Going digital and building a hybrid model with wearables can help your community rec center better serve your members. Community recreation professionals across the U.S. have begun to breathe a sigh of relief as states are finally giving the green light to reopen to the public. But, as the government’s restrictions continue to change, the future is far from certain. Although the virus is still much lower than at its peak, the number of infections is increasing and with winter approaching, it’s safe to assume it is possible the country will see more regional lockdowns.
Despite the uncertainty, there are measures operators can put in place to protect their businesses and ensure they stay relevant and connected to their members. And the simple way to do that is to go digital. Now, it’s fair to say a lot of operators will be grimacing at the thought of offering remote fitness to their customers, but building a hybrid model is not difficult and frankly, operators risk getting left behind if they do not get on board.
Even if a facility is fortunate enough to avoid future lockdowns, the social distancing requirements currently in place means facilities can’t cater for the number of members they did previously in their group workouts. This means facilities are disappointing their members, and everyone knows where that can lead.
With an online fitness offer, facilities can still meet the needs of members in house, but also cater for those who couldn’t book into the class, who are shielding family members or who just don’t feel confident in returning to the facility environment.
Numerous clients have reported that the first ever virtual live group workout, MZ-Remote, has saved their clubs during lockdown by allowing them to stay connected with members and enable them to exercise together, while receiving real-time biometric feedback and personalized coaching from their usual trainers. They’ve also been able to reach entirely new audiences.
COVID-19 will be around for the foreseeable future, so it is important for everyone to adapt, and that means offering a digital fitness solution to complement the bricks and mortar business. The government is encouraging the nation to get fit and lose weight to give themselves the best chance of fighting off COVID-19. The fitness industry is best placed to help the public do this, but that means ensuring facilities deliver their services where people want to consume them. For some, that will always be in the facility, but for many others that will be at home where they feel the safest.
The hybrid facility, which combines a digital with traditional in-club offering, has the best chance of succeeding in these challenging times.

▬▬▬▬▬▬▬▬▬▬

> Task set
1 - Rewrite the paragraph of the rec center text beginning "With an online fitness offer" as a short bulleted list.
2 - According to the rec center text, what is the name of the first ever virtual live group workout?
3 - List every benefit that, according to the rec center text, clients report getting from MZ-Remote.
The records that come next have no connection to the text about wearables and rec centers.

▬▬▬▬▬▬▬▬▬▬

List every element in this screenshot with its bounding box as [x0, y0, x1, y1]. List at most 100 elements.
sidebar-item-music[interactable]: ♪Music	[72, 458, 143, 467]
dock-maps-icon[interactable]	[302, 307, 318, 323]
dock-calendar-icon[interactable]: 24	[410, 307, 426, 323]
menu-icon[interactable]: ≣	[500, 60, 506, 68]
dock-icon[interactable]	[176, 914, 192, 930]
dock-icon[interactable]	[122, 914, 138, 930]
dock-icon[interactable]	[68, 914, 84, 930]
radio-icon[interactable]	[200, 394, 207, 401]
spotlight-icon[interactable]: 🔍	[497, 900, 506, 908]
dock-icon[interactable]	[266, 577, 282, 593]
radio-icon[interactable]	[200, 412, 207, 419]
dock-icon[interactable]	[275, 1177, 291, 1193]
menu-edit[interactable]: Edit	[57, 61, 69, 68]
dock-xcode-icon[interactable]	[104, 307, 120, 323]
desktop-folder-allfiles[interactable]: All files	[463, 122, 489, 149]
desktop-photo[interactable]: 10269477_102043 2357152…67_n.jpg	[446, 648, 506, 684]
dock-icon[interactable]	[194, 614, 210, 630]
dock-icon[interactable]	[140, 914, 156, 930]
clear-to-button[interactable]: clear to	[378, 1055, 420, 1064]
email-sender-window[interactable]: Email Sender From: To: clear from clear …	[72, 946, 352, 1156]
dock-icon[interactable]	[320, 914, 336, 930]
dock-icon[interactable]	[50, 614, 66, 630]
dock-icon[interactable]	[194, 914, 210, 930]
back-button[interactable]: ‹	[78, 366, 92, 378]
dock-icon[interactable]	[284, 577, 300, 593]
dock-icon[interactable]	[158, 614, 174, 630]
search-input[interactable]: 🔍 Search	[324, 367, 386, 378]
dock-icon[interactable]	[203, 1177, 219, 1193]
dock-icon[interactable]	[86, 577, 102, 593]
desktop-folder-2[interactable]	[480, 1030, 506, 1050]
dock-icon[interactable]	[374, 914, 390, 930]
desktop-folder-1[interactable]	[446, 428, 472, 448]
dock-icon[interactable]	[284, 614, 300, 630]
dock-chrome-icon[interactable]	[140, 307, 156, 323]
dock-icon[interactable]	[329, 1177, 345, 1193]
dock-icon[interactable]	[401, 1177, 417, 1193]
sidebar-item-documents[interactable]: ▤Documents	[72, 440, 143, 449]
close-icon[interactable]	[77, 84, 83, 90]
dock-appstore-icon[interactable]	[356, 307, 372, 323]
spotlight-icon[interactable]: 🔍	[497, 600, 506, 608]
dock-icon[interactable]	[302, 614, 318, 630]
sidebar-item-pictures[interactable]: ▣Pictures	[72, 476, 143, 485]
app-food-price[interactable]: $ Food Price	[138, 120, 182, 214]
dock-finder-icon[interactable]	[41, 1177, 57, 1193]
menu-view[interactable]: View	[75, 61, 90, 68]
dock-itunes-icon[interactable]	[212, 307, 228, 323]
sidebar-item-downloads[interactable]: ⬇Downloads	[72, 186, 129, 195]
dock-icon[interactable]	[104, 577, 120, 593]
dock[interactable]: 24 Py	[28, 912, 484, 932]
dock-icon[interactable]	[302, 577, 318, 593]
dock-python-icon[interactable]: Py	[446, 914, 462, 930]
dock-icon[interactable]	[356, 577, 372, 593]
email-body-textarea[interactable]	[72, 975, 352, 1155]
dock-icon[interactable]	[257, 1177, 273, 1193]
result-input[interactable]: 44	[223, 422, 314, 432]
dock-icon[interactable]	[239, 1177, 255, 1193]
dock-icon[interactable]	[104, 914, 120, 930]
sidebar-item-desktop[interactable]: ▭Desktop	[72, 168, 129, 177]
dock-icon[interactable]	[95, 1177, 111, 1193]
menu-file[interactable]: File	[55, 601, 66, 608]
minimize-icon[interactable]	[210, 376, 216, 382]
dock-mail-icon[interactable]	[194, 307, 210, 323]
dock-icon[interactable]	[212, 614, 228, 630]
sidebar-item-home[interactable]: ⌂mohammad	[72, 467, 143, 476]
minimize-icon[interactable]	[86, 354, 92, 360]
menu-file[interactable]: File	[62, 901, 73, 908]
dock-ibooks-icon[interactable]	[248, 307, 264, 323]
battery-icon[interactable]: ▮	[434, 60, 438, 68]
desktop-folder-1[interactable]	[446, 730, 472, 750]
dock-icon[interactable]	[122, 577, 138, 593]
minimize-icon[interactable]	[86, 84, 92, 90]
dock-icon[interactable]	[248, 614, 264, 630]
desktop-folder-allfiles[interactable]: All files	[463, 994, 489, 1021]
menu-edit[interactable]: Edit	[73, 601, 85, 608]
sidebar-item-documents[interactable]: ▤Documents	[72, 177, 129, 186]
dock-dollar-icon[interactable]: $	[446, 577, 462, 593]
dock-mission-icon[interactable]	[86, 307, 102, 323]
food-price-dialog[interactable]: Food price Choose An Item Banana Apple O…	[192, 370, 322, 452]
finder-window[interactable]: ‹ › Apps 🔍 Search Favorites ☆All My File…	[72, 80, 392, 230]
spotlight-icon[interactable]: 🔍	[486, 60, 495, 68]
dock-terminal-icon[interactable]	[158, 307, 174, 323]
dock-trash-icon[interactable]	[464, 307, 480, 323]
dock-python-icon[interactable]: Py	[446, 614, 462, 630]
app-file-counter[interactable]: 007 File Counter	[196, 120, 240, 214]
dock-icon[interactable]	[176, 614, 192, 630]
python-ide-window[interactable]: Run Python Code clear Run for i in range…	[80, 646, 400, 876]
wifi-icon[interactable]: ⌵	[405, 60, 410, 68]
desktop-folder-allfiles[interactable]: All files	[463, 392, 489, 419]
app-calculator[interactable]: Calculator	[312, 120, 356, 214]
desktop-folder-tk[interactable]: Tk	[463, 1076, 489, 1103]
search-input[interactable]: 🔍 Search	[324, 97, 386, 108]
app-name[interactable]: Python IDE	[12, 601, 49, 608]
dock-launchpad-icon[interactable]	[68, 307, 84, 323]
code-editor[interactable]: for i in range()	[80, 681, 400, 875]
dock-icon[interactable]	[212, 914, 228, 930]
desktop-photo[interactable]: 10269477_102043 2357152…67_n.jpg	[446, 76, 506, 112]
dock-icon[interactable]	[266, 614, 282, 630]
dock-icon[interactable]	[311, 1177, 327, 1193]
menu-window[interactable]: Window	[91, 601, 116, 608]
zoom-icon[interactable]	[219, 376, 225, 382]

▬▬▬▬▬▬▬▬▬▬

> Outputs for the tasks
1 -
With an online fitness offer, facilities can serve:
- members in house
- those who couldn't book into the class
- those who are shielding family members
- those who don't feel confident returning to the facility environment

2 - MZ-Remote.

3 -
- It saved their clubs during lockdown.
- It let them stay connected with members.
- It let members exercise together.
- Members received real-time biometric feedback.
- Members received personalized coaching from their usual trainers.
- It let clubs reach entirely new audiences.